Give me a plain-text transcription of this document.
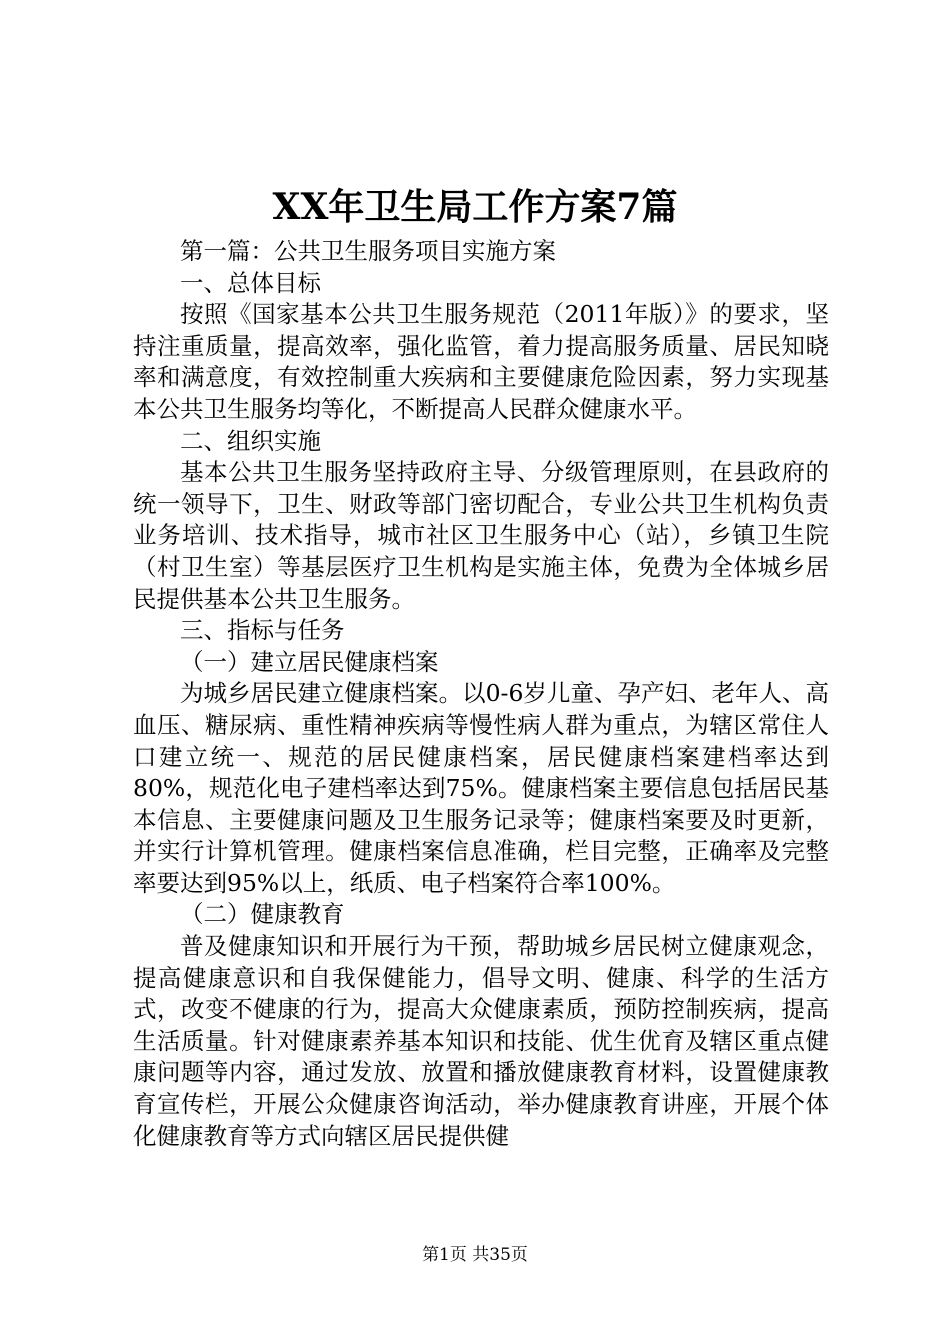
XX年卫生局工作方案7篇

第一篇：公共卫生服务项目实施方案

一、总体目标

按照《国家基本公共卫生服务规范（2011年版）》的要求，坚持注重质量，提高效率，强化监管，着力提高服务质量、居民知晓率和满意度，有效控制重大疾病和主要健康危险因素，努力实现基本公共卫生服务均等化，不断提高人民群众健康水平。

二、组织实施

基本公共卫生服务坚持政府主导、分级管理原则，在县政府的统一领导下，卫生、财政等部门密切配合，专业公共卫生机构负责业务培训、技术指导，城市社区卫生服务中心（站），乡镇卫生院（村卫生室）等基层医疗卫生机构是实施主体，免费为全体城乡居民提供基本公共卫生服务。

三、指标与任务

（一）建立居民健康档案

为城乡居民建立健康档案。以0-6岁儿童、孕产妇、老年人、高血压、糖尿病、重性精神疾病等慢性病人群为重点，为辖区常住人口建立统一、规范的居民健康档案，居民健康档案建档率达到80%，规范化电子建档率达到75%。健康档案主要信息包括居民基本信息、主要健康问题及卫生服务记录等；健康档案要及时更新，并实行计算机管理。健康档案信息准确，栏目完整，正确率及完整率要达到95%以上，纸质、电子档案符合率100%。

（二）健康教育

普及健康知识和开展行为干预，帮助城乡居民树立健康观念，提高健康意识和自我保健能力，倡导文明、健康、科学的生活方式，改变不健康的行为，提高大众健康素质，预防控制疾病，提高生活质量。针对健康素养基本知识和技能、优生优育及辖区重点健康问题等内容，通过发放、放置和播放健康教育材料，设置健康教育宣传栏，开展公众健康咨询活动，举办健康教育讲座，开展个体化健康教育等方式向辖区居民提供健

第1页 共35页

Problem details = Print the records above exactly as they stand, but leave out the pictures.

Task solution =
Give me a plain-text transcription of this document.
XX年卫生局工作方案7篇

第一篇：公共卫生服务项目实施方案

一、总体目标

按照《国家基本公共卫生服务规范（2011年版）》的要求，坚持注重质量，提高效率，强化监管，着力提高服务质量、居民知晓率和满意度，有效控制重大疾病和主要健康危险因素，努力实现基本公共卫生服务均等化，不断提高人民群众健康水平。

二、组织实施

基本公共卫生服务坚持政府主导、分级管理原则，在县政府的统一领导下，卫生、财政等部门密切配合，专业公共卫生机构负责业务培训、技术指导，城市社区卫生服务中心（站），乡镇卫生院（村卫生室）等基层医疗卫生机构是实施主体，免费为全体城乡居民提供基本公共卫生服务。

三、指标与任务

（一）建立居民健康档案

为城乡居民建立健康档案。以0-6岁儿童、孕产妇、老年人、高血压、糖尿病、重性精神疾病等慢性病人群为重点，为辖区常住人口建立统一、规范的居民健康档案，居民健康档案建档率达到80%，规范化电子建档率达到75%。健康档案主要信息包括居民基本信息、主要健康问题及卫生服务记录等；健康档案要及时更新，并实行计算机管理。健康档案信息准确，栏目完整，正确率及完整率要达到95%以上，纸质、电子档案符合率100%。

（二）健康教育

普及健康知识和开展行为干预，帮助城乡居民树立健康观念，提高健康意识和自我保健能力，倡导文明、健康、科学的生活方式，改变不健康的行为，提高大众健康素质，预防控制疾病，提高生活质量。针对健康素养基本知识和技能、优生优育及辖区重点健康问题等内容，通过发放、放置和播放健康教育材料，设置健康教育宣传栏，开展公众健康咨询活动，举办健康教育讲座，开展个体化健康教育等方式向辖区居民提供健

第1页 共35页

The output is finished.